(Figure content listings)

·····

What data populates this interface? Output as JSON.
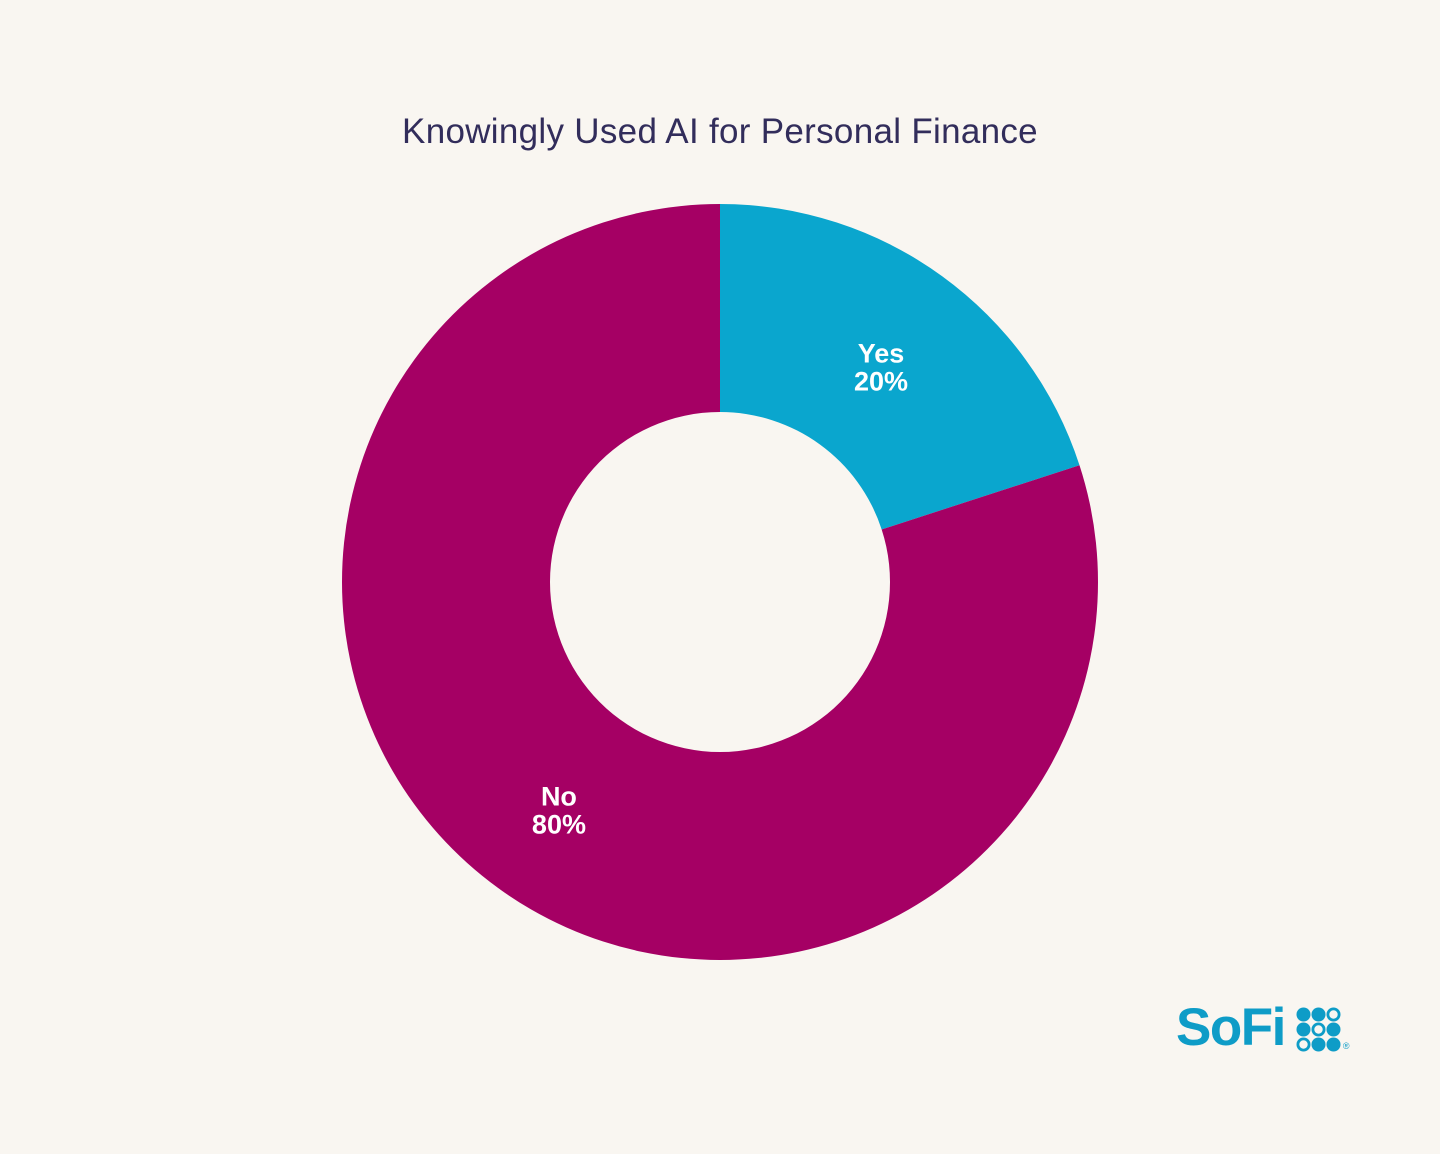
{
  "page": {
    "background": "#F9F6F1"
  },
  "chart_data": {
    "type": "pie",
    "donut": true,
    "hole_ratio": 0.45,
    "title": "Knowingly Used AI for Personal Finance",
    "title_color": "#322D5B",
    "categories": [
      "Yes",
      "No"
    ],
    "values": [
      20,
      80
    ],
    "slices": [
      {
        "label": "Yes",
        "value": 20,
        "color": "#0AA6CE"
      },
      {
        "label": "No",
        "value": 80,
        "color": "#A50064"
      }
    ],
    "start_angle_deg": 0,
    "direction": "clockwise",
    "label_color": "#FFFFFF",
    "legend": "none"
  },
  "logo": {
    "text": "SoFi",
    "color": "#0E9CC7",
    "registered_mark": "®",
    "dots": [
      "filled",
      "filled",
      "outline",
      "filled",
      "outline",
      "filled",
      "outline",
      "filled",
      "filled"
    ]
  }
}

·····

_Set task_
Copy the records above exactly, omitting every picture.

_Finished exercise_
What data populates this interface? Output as JSON.
{
  "page": {
    "background": "#F9F6F1"
  },
  "chart_data": {
    "type": "pie",
    "donut": true,
    "hole_ratio": 0.45,
    "title": "Knowingly Used AI for Personal Finance",
    "title_color": "#322D5B",
    "categories": [
      "Yes",
      "No"
    ],
    "values": [
      20,
      80
    ],
    "slices": [
      {
        "label": "Yes",
        "value": 20,
        "color": "#0AA6CE"
      },
      {
        "label": "No",
        "value": 80,
        "color": "#A50064"
      }
    ],
    "start_angle_deg": 0,
    "direction": "clockwise",
    "label_color": "#FFFFFF",
    "legend": "none"
  },
  "logo": {
    "text": "SoFi",
    "color": "#0E9CC7",
    "registered_mark": "®",
    "dots": [
      "filled",
      "filled",
      "outline",
      "filled",
      "outline",
      "filled",
      "outline",
      "filled",
      "filled"
    ]
  }
}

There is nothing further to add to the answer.